The material below should be written out in full and exactly; pictures stay out of the copy.

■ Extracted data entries
=-=-=-=-=

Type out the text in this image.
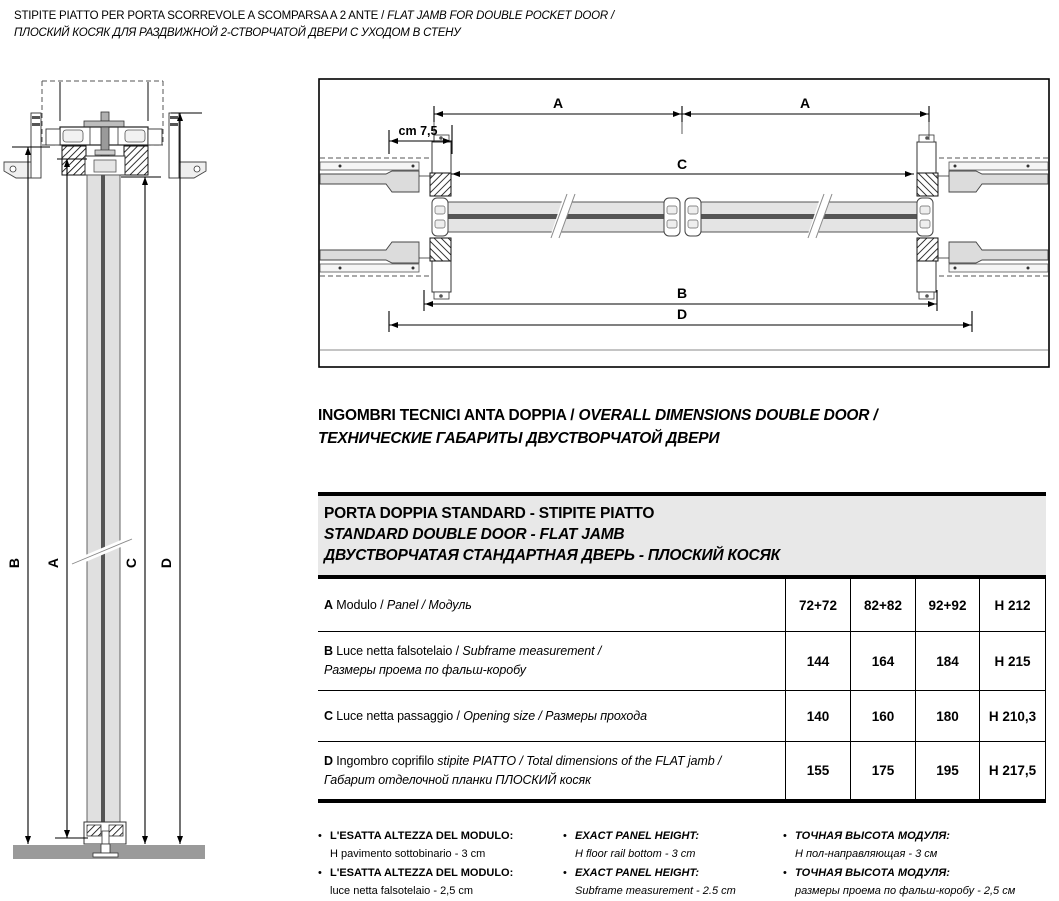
STIPITE PIATTO PER PORTA SCORREVOLE A SCOMPARSA A 2 ANTE / FLAT JAMB FOR DOUBLE POCKET DOOR /
ПЛОСКИЙ КОСЯК ДЛЯ РАЗДВИЖНОЙ 2-СТВОРЧАТОЙ ДВЕРИ С УХОДОМ В СТЕНУ
B A	C D
A	A
cm 7,5
C
B
D
INGOMBRI TECNICI ANTA DOPPIA / OVERALL DIMENSIONS DOUBLE DOOR /
ТЕХНИЧЕСКИЕ ГАБАРИТЫ ДВУСТВОРЧАТОЙ ДВЕРИ
PORTA DOPPIA STANDARD - STIPITE PIATTO
STANDARD DOUBLE DOOR - FLAT JAMB
ДВУСТВОРЧАТАЯ СТАНДАРТНАЯ ДВЕРЬ - ПЛОСКИЙ КОСЯК
A Modulo / Panel / Модуль	72+72	82+82	92+92	H 212
B Luce netta falsotelaio / Subframe measurement /
Размеры проема по фальш-коробу
144	164	184	H 215
C Luce netta passaggio / Opening size / Размеры прохода	140	160	180	H 210,3
D Ingombro coprifilo stipite PIATTO / Total dimensions of the FLAT jamb /
Габарит отделочной планки ПЛОСКИЙ косяк
155	175	195	H 217,5
• L'ESATTA ALTEZZA DEL MODULO:
H pavimento sottobinario - 3 cm
• L'ESATTA ALTEZZA DEL MODULO:
luce netta falsotelaio - 2,5 cm
• EXACT PANEL HEIGHT:
H floor rail bottom - 3 cm
• EXACT PANEL HEIGHT:
Subframe measurement - 2.5 cm
• ТОЧНАЯ ВЫСОТА МОДУЛЯ:
Н пол-направляющая - 3 см
• ТОЧНАЯ ВЫСОТА МОДУЛЯ:
размеры проема по фальш-коробу - 2,5 см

=-=-=-=-=

■ Exercise output
Type out the text in this image.
STIPITE PIATTO PER PORTA SCORREVOLE A SCOMPARSA A 2 ANTE / FLAT JAMB FOR DOUBLE POCKET DOOR /
ПЛОСКИЙ КОСЯК ДЛЯ РАЗДВИЖНОЙ 2-СТВОРЧАТОЙ ДВЕРИ С УХОДОМ В СТЕНУ
B A	C D
A	A
cm 7,5
C
B
D
INGOMBRI TECNICI ANTA DOPPIA / OVERALL DIMENSIONS DOUBLE DOOR /
ТЕХНИЧЕСКИЕ ГАБАРИТЫ ДВУСТВОРЧАТОЙ ДВЕРИ
PORTA DOPPIA STANDARD - STIPITE PIATTO
STANDARD DOUBLE DOOR - FLAT JAMB
ДВУСТВОРЧАТАЯ СТАНДАРТНАЯ ДВЕРЬ - ПЛОСКИЙ КОСЯК
A Modulo / Panel / Модуль	72+72	82+82	92+92	H 212
B Luce netta falsotelaio / Subframe measurement /
Размеры проема по фальш-коробу
144	164	184	H 215
C Luce netta passaggio / Opening size / Размеры прохода	140	160	180	H 210,3
D Ingombro coprifilo stipite PIATTO / Total dimensions of the FLAT jamb /
Габарит отделочной планки ПЛОСКИЙ косяк
155	175	195	H 217,5
• L'ESATTA ALTEZZA DEL MODULO:
H pavimento sottobinario - 3 cm
• L'ESATTA ALTEZZA DEL MODULO:
luce netta falsotelaio - 2,5 cm
• EXACT PANEL HEIGHT:
H floor rail bottom - 3 cm
• EXACT PANEL HEIGHT:
Subframe measurement - 2.5 cm
• ТОЧНАЯ ВЫСОТА МОДУЛЯ:
Н пол-направляющая - 3 см
• ТОЧНАЯ ВЫСОТА МОДУЛЯ:
размеры проема по фальш-коробу - 2,5 см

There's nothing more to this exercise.